§ **TO BE DONE**: State the count of lines below in which the word "الكتاب" appears, and add nothing.

* * * *

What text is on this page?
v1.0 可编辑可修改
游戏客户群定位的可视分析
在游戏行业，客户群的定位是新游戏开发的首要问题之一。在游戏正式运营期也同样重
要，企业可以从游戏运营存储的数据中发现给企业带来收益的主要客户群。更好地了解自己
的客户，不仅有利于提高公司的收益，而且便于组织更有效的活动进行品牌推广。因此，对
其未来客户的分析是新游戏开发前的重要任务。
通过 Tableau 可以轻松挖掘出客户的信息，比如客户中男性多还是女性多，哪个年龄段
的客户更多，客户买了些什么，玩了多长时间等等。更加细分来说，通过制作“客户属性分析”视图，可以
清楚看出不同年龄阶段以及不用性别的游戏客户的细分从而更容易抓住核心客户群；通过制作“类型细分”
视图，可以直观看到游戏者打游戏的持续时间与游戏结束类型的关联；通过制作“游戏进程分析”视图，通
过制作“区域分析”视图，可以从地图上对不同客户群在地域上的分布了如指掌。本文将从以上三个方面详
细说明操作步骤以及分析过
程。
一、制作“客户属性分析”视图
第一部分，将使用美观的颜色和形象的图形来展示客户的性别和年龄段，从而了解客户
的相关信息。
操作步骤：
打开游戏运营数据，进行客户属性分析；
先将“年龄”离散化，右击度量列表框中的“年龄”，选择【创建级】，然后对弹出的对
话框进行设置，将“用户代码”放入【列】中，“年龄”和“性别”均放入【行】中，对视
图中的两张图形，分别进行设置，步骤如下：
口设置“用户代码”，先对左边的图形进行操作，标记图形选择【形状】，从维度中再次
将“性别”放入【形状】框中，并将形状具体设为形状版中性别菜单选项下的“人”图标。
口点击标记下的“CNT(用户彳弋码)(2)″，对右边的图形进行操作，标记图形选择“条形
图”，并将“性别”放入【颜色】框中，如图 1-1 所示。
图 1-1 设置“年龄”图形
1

* * * *

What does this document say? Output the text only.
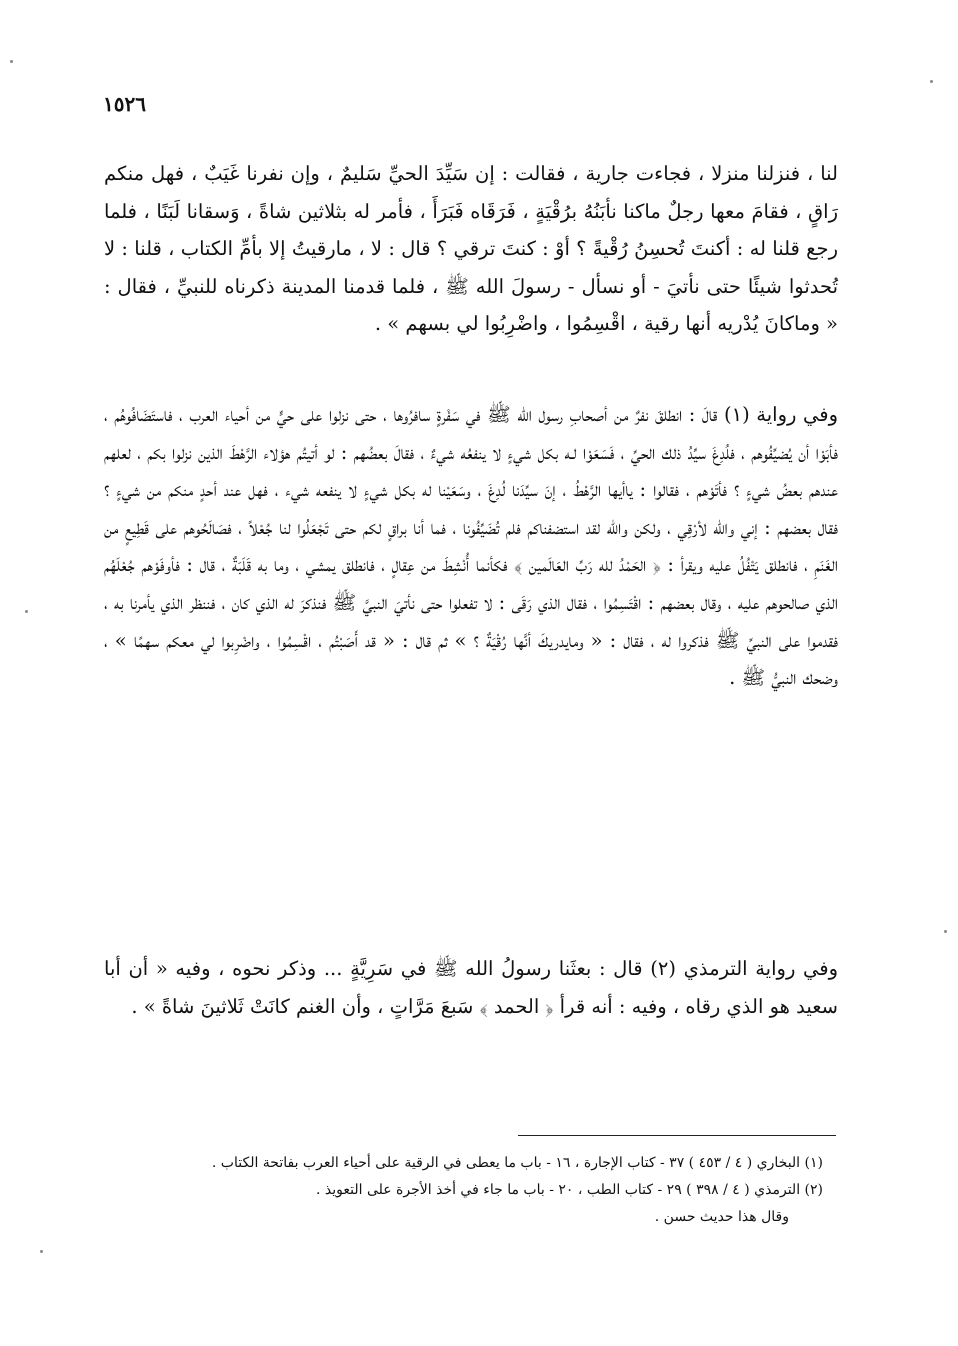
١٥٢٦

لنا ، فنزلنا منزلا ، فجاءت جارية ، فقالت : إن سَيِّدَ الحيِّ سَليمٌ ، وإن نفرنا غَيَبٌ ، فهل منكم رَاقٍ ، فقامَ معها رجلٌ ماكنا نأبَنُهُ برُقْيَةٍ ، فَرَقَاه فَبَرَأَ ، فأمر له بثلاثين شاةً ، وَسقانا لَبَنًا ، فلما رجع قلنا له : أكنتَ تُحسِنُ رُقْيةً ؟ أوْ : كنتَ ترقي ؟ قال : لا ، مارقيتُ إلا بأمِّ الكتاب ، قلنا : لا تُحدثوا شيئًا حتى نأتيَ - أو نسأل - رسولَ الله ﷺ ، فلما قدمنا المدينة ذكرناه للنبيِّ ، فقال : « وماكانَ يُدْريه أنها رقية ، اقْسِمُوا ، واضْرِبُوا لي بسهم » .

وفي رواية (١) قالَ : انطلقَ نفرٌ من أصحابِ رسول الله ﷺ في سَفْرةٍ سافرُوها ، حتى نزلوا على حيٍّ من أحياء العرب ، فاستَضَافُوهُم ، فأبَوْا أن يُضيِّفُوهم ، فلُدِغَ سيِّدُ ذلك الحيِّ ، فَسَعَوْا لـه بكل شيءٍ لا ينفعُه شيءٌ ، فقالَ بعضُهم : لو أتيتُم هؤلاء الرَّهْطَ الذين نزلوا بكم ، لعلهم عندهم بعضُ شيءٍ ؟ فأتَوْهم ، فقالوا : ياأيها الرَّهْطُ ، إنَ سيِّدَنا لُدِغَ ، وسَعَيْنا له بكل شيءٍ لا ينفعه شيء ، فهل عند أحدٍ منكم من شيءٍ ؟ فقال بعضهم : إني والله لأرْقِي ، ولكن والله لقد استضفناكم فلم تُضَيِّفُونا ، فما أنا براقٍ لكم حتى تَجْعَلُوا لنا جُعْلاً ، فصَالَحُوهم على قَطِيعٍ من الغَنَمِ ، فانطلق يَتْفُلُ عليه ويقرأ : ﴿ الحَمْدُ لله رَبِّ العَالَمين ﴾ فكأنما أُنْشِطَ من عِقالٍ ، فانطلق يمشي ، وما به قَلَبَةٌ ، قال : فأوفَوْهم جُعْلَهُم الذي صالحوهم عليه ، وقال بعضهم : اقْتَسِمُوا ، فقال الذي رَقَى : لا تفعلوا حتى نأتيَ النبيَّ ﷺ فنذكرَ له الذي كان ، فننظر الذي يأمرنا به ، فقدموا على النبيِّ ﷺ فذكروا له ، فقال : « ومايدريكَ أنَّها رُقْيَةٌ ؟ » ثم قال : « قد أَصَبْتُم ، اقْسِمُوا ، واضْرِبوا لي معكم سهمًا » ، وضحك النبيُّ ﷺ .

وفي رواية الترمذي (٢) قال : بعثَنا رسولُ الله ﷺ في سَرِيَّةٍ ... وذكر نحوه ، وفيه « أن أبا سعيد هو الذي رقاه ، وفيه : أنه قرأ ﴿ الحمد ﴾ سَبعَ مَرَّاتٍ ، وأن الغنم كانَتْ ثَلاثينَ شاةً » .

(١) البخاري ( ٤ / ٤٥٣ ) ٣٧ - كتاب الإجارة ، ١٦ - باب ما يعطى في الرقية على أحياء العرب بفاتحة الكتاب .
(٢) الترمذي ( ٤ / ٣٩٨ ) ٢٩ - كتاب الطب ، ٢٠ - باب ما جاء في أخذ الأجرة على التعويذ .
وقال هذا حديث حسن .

* * * *

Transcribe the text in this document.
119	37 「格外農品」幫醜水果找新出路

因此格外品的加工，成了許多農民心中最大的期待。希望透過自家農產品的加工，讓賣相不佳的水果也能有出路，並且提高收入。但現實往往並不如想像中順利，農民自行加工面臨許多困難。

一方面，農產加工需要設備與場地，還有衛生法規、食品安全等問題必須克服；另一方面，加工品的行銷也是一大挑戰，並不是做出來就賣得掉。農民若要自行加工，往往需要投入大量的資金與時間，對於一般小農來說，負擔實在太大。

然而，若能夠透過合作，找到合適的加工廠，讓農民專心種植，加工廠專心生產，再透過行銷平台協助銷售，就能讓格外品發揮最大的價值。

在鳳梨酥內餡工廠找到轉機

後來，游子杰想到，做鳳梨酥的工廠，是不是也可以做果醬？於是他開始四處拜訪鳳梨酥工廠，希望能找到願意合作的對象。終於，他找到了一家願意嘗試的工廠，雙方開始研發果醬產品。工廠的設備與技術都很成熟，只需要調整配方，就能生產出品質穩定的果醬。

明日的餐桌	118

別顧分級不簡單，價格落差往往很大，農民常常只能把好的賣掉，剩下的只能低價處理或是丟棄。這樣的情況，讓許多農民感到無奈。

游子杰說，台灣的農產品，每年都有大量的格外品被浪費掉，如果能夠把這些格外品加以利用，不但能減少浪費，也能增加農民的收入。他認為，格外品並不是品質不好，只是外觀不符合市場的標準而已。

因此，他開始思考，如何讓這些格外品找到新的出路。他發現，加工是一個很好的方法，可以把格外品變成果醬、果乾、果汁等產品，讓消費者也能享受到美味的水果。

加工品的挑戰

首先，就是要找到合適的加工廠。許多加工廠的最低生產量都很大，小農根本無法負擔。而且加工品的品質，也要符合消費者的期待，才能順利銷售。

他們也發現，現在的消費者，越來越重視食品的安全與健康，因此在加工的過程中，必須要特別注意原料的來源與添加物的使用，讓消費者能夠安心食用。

* * * *

§ **ANSWER FOR THIS EXERCISE**: 2